* begin *
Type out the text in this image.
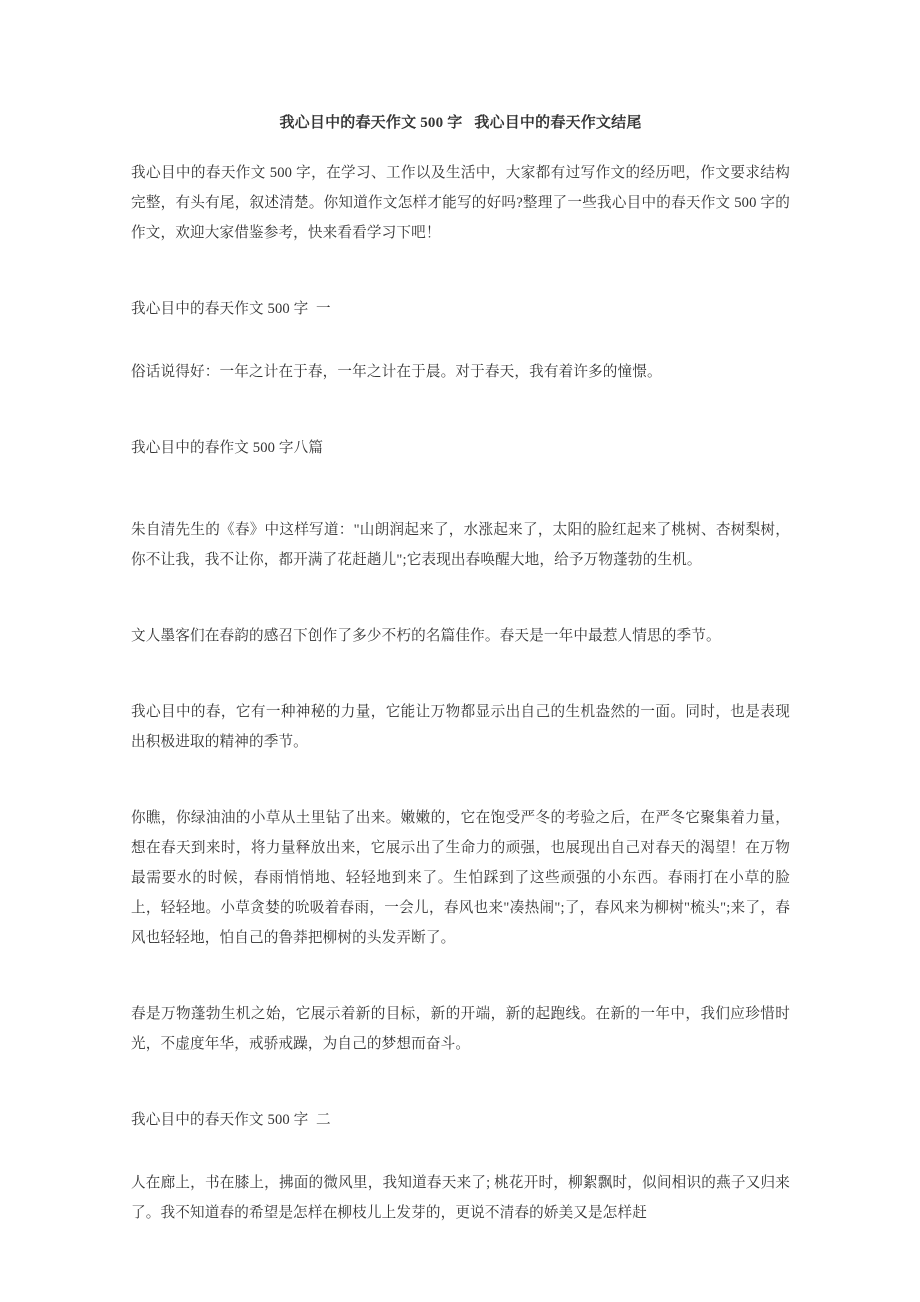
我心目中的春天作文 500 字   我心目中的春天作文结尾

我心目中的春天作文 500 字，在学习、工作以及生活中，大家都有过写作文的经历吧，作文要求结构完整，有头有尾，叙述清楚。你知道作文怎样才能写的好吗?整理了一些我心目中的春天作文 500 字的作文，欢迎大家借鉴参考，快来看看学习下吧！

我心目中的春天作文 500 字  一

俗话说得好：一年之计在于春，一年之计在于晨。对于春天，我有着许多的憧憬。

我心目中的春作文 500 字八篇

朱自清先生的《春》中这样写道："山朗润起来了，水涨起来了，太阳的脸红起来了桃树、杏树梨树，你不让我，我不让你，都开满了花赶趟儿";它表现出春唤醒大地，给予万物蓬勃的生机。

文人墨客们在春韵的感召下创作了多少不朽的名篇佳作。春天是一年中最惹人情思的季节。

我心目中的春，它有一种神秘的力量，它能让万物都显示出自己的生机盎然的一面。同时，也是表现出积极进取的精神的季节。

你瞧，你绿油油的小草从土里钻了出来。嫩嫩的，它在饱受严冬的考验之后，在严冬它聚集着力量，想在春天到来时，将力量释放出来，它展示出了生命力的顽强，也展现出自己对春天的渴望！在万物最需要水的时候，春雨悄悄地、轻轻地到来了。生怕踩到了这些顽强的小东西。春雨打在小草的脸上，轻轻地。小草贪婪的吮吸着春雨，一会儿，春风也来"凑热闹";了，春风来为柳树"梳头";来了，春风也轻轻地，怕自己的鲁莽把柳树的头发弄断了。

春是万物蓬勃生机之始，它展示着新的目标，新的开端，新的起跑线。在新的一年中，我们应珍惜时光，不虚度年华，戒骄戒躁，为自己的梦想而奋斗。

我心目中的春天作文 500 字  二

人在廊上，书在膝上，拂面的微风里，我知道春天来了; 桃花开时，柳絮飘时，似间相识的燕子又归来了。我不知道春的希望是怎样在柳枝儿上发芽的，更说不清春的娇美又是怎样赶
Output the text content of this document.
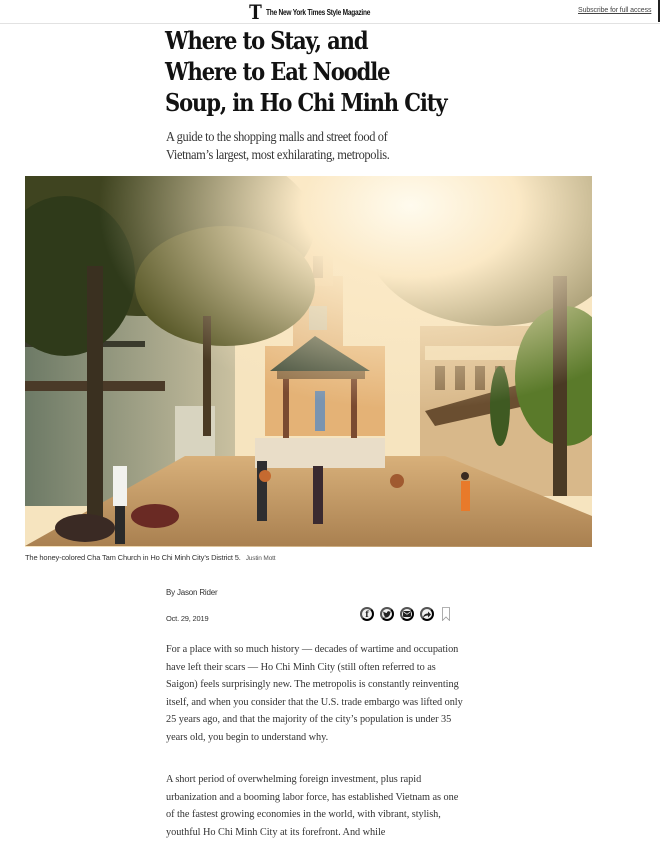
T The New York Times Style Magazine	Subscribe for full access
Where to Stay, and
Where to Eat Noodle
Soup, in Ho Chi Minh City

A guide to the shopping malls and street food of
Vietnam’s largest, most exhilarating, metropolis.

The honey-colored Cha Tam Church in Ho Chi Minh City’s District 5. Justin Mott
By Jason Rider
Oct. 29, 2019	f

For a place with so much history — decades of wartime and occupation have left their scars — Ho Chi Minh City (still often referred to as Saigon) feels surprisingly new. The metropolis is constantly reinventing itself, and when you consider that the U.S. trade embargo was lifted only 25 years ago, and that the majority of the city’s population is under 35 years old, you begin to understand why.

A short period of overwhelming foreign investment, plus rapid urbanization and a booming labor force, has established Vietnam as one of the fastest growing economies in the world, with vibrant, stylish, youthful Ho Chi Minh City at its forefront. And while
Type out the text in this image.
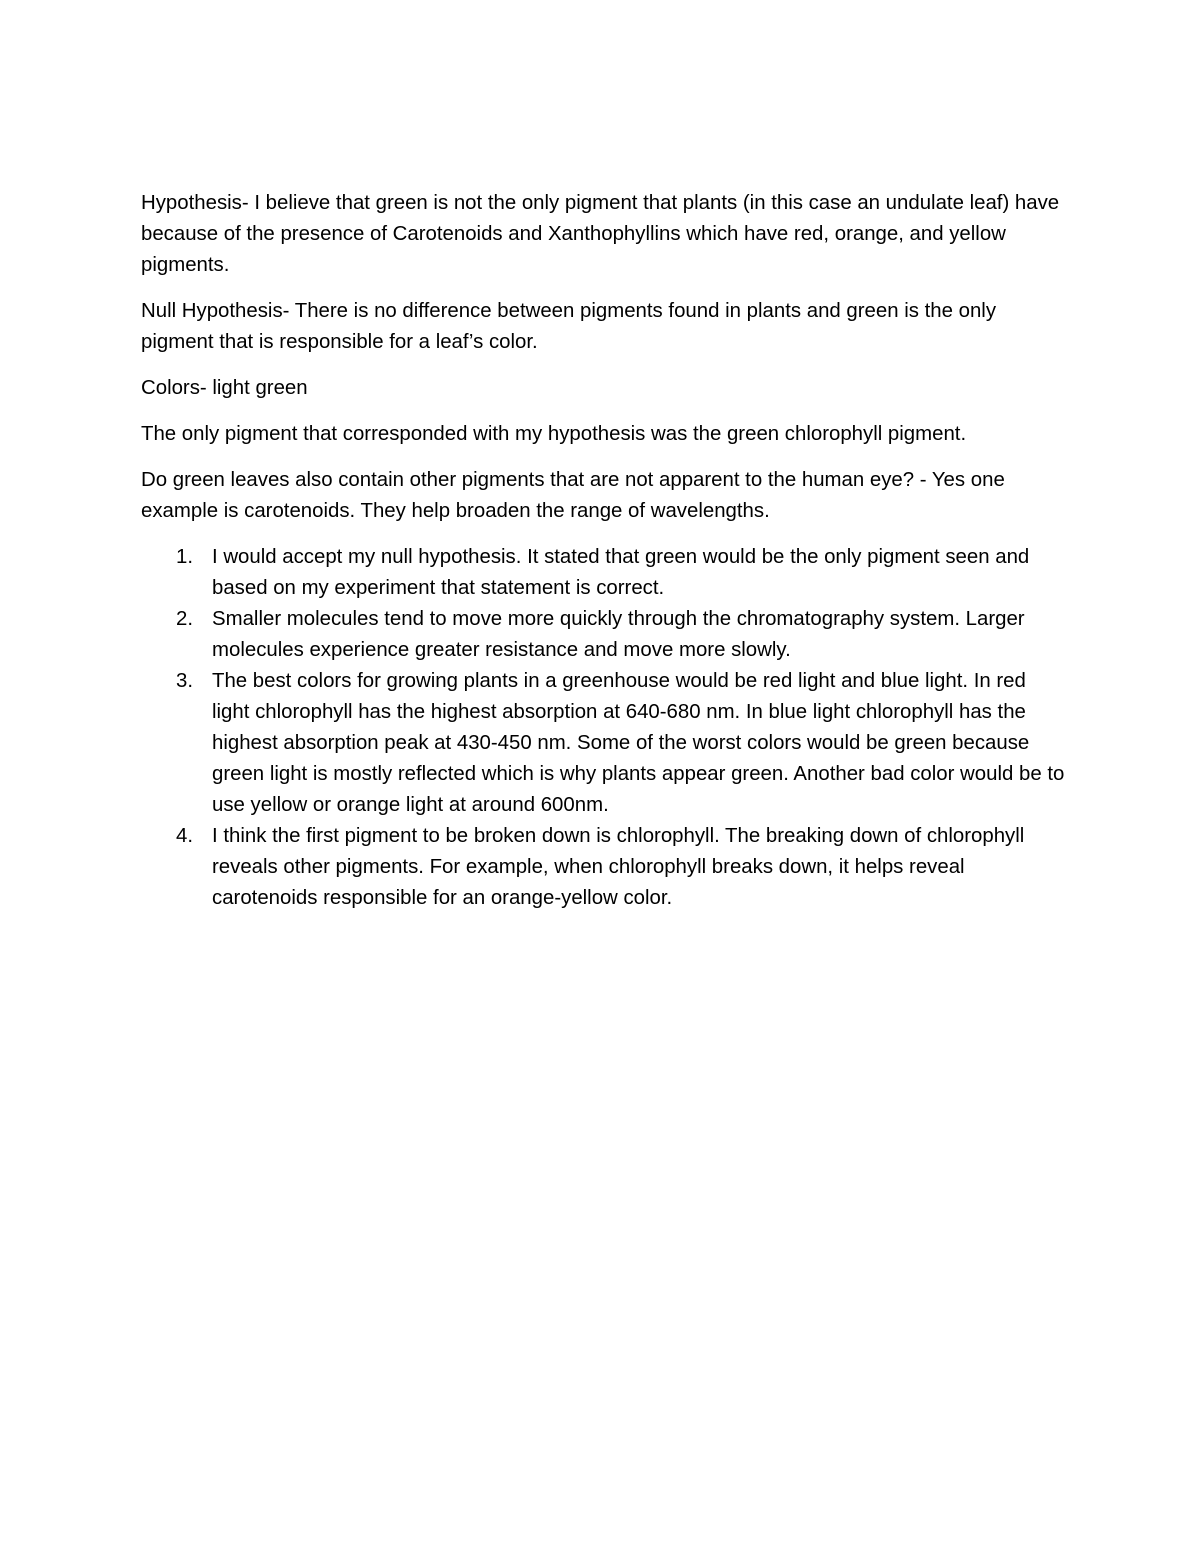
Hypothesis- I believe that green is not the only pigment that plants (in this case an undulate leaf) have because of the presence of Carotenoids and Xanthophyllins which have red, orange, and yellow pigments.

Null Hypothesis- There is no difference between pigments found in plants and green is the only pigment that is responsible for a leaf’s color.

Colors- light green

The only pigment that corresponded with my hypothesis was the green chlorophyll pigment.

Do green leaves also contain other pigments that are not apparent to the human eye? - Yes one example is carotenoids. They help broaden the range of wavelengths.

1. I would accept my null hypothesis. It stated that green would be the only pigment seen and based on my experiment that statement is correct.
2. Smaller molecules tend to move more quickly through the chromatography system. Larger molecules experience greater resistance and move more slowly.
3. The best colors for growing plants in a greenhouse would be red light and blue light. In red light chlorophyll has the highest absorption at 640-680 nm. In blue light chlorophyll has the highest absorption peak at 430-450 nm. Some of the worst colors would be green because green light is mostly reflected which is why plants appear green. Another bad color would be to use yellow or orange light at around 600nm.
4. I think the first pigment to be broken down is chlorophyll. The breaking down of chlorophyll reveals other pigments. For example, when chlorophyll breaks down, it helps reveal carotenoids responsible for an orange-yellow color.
* end *
Give all the entries again exactly, dropping each picture.

Type out the text in this image.
我心目中的春天作文 500 字   我心目中的春天作文结尾

我心目中的春天作文 500 字，在学习、工作以及生活中，大家都有过写作文的经历吧，作文要求结构完整，有头有尾，叙述清楚。你知道作文怎样才能写的好吗?整理了一些我心目中的春天作文 500 字的作文，欢迎大家借鉴参考，快来看看学习下吧！

我心目中的春天作文 500 字  一

俗话说得好：一年之计在于春，一年之计在于晨。对于春天，我有着许多的憧憬。

我心目中的春作文 500 字八篇

朱自清先生的《春》中这样写道："山朗润起来了，水涨起来了，太阳的脸红起来了桃树、杏树梨树，你不让我，我不让你，都开满了花赶趟儿";它表现出春唤醒大地，给予万物蓬勃的生机。

文人墨客们在春韵的感召下创作了多少不朽的名篇佳作。春天是一年中最惹人情思的季节。

我心目中的春，它有一种神秘的力量，它能让万物都显示出自己的生机盎然的一面。同时，也是表现出积极进取的精神的季节。

你瞧，你绿油油的小草从土里钻了出来。嫩嫩的，它在饱受严冬的考验之后，在严冬它聚集着力量，想在春天到来时，将力量释放出来，它展示出了生命力的顽强，也展现出自己对春天的渴望！在万物最需要水的时候，春雨悄悄地、轻轻地到来了。生怕踩到了这些顽强的小东西。春雨打在小草的脸上，轻轻地。小草贪婪的吮吸着春雨，一会儿，春风也来"凑热闹";了，春风来为柳树"梳头";来了，春风也轻轻地，怕自己的鲁莽把柳树的头发弄断了。

春是万物蓬勃生机之始，它展示着新的目标，新的开端，新的起跑线。在新的一年中，我们应珍惜时光，不虚度年华，戒骄戒躁，为自己的梦想而奋斗。

我心目中的春天作文 500 字  二

人在廊上，书在膝上，拂面的微风里，我知道春天来了; 桃花开时，柳絮飘时，似间相识的燕子又归来了。我不知道春的希望是怎样在柳枝儿上发芽的，更说不清春的娇美又是怎样赶
Output the text content of this document.
T The New York Times Style Magazine	Subscribe for full access
Where to Stay, and
Where to Eat Noodle
Soup, in Ho Chi Minh City

A guide to the shopping malls and street food of
Vietnam’s largest, most exhilarating, metropolis.

The honey-colored Cha Tam Church in Ho Chi Minh City’s District 5. Justin Mott
By Jason Rider
Oct. 29, 2019	f

For a place with so much history — decades of wartime and occupation have left their scars — Ho Chi Minh City (still often referred to as Saigon) feels surprisingly new. The metropolis is constantly reinventing itself, and when you consider that the U.S. trade embargo was lifted only 25 years ago, and that the majority of the city’s population is under 35 years old, you begin to understand why.

A short period of overwhelming foreign investment, plus rapid urbanization and a booming labor force, has established Vietnam as one of the fastest growing economies in the world, with vibrant, stylish, youthful Ho Chi Minh City at its forefront. And while
Type out the text in this image.
Hypothesis- I believe that green is not the only pigment that plants (in this case an undulate leaf) have because of the presence of Carotenoids and Xanthophyllins which have red, orange, and yellow pigments.

Null Hypothesis- There is no difference between pigments found in plants and green is the only pigment that is responsible for a leaf’s color.

Colors- light green

The only pigment that corresponded with my hypothesis was the green chlorophyll pigment.

Do green leaves also contain other pigments that are not apparent to the human eye? - Yes one example is carotenoids. They help broaden the range of wavelengths.

1. I would accept my null hypothesis. It stated that green would be the only pigment seen and based on my experiment that statement is correct.
2. Smaller molecules tend to move more quickly through the chromatography system. Larger molecules experience greater resistance and move more slowly.
3. The best colors for growing plants in a greenhouse would be red light and blue light. In red light chlorophyll has the highest absorption at 640-680 nm. In blue light chlorophyll has the highest absorption peak at 430-450 nm. Some of the worst colors would be green because green light is mostly reflected which is why plants appear green. Another bad color would be to use yellow or orange light at around 600nm.
4. I think the first pigment to be broken down is chlorophyll. The breaking down of chlorophyll reveals other pigments. For example, when chlorophyll breaks down, it helps reveal carotenoids responsible for an orange-yellow color.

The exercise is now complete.